> [SUPPLIED DATA]
---------------
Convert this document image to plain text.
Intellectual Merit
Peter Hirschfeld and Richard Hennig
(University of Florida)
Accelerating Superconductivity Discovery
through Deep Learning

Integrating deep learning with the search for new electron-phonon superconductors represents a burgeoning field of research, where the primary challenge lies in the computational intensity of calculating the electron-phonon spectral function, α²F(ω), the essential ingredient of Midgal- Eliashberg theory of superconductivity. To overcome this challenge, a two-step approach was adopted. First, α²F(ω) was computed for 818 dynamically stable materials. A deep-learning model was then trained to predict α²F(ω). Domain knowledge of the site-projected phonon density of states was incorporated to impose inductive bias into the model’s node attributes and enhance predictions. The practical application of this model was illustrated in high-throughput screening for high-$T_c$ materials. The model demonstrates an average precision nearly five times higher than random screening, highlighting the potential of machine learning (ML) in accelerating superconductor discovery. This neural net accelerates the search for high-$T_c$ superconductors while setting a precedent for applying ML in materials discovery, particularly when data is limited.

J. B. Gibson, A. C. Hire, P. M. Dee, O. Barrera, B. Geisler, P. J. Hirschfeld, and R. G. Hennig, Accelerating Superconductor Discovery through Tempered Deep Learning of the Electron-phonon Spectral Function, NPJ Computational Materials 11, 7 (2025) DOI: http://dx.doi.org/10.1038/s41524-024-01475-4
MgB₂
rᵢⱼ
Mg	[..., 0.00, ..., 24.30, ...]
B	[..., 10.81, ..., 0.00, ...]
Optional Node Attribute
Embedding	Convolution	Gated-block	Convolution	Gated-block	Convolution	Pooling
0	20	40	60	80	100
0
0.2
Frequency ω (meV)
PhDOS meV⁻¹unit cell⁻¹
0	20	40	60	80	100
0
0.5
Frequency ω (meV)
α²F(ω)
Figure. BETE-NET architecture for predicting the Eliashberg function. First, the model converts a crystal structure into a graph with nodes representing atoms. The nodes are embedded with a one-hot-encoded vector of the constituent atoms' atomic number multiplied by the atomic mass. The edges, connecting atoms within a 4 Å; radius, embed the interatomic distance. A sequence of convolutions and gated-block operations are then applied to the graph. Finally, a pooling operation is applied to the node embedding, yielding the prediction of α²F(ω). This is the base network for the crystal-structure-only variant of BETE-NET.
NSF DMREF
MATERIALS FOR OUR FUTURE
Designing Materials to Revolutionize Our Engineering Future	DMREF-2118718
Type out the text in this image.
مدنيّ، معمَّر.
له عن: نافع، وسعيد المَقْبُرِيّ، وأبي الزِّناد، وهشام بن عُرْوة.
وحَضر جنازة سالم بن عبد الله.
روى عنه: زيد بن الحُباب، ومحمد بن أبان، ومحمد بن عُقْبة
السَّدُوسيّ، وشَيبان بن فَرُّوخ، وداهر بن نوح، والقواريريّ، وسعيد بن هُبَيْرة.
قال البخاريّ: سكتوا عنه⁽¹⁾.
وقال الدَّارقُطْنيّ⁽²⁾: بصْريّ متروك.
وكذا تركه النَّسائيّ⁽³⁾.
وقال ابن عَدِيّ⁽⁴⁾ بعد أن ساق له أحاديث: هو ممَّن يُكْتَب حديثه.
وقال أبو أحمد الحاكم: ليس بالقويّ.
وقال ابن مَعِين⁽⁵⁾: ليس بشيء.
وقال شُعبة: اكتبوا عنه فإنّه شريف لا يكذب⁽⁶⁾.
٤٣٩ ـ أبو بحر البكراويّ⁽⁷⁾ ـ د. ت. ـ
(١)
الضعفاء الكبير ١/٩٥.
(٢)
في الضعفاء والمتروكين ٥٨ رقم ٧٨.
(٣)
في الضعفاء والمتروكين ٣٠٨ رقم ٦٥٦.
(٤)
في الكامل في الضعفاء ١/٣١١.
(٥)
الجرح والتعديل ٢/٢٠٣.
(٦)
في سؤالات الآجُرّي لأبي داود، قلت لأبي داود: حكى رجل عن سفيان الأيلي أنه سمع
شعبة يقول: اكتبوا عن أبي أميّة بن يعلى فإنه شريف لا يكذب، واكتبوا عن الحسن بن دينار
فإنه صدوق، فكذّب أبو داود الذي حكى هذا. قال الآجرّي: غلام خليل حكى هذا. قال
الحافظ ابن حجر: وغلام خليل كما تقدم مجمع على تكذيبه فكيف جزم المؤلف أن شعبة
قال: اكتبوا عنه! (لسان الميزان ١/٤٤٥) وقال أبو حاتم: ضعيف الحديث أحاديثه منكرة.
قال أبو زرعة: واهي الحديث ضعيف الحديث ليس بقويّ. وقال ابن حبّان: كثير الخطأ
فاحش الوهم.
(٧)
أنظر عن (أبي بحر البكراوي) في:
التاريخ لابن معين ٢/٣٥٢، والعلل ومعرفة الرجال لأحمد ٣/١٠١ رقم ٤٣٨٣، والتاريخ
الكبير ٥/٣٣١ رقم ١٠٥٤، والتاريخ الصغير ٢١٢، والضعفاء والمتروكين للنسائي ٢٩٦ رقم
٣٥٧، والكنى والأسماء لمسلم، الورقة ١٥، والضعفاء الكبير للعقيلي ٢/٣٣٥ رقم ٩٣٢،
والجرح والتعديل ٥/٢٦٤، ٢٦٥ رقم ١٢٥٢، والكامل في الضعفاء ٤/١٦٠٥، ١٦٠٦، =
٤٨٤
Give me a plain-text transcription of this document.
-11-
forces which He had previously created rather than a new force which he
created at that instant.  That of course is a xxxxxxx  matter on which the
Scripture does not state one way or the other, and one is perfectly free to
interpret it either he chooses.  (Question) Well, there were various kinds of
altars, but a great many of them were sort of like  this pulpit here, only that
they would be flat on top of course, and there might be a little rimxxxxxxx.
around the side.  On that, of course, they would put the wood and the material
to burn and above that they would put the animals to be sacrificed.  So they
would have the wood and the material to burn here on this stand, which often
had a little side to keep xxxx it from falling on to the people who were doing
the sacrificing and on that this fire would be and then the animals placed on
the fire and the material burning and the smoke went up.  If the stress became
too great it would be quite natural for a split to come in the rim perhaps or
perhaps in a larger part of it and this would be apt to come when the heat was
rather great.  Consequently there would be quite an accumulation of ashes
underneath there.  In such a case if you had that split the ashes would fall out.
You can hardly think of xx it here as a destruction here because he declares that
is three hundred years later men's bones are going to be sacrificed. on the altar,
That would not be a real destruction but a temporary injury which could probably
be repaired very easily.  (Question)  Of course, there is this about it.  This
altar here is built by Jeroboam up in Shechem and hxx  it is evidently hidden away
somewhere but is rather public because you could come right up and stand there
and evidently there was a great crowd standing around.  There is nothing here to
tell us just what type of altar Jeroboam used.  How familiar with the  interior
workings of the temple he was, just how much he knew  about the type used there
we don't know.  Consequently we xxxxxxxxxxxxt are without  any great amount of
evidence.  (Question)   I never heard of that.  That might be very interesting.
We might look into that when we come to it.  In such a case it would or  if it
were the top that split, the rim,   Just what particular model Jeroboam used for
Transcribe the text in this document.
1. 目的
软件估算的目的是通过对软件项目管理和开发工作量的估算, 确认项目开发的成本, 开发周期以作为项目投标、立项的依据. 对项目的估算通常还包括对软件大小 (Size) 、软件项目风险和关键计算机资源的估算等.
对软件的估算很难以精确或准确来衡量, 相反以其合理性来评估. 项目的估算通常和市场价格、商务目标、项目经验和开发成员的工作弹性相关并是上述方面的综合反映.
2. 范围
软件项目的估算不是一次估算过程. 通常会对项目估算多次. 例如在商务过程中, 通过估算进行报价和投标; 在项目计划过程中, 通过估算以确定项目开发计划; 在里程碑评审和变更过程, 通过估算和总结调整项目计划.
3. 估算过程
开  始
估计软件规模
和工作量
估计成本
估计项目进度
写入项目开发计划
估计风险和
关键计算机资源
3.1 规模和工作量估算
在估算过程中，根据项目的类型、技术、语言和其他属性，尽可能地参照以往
---------------
List all lines where "image" occurs.

> [EXERCISE ANSWER]
Convert this document image to plain text.
Type out the text in this image.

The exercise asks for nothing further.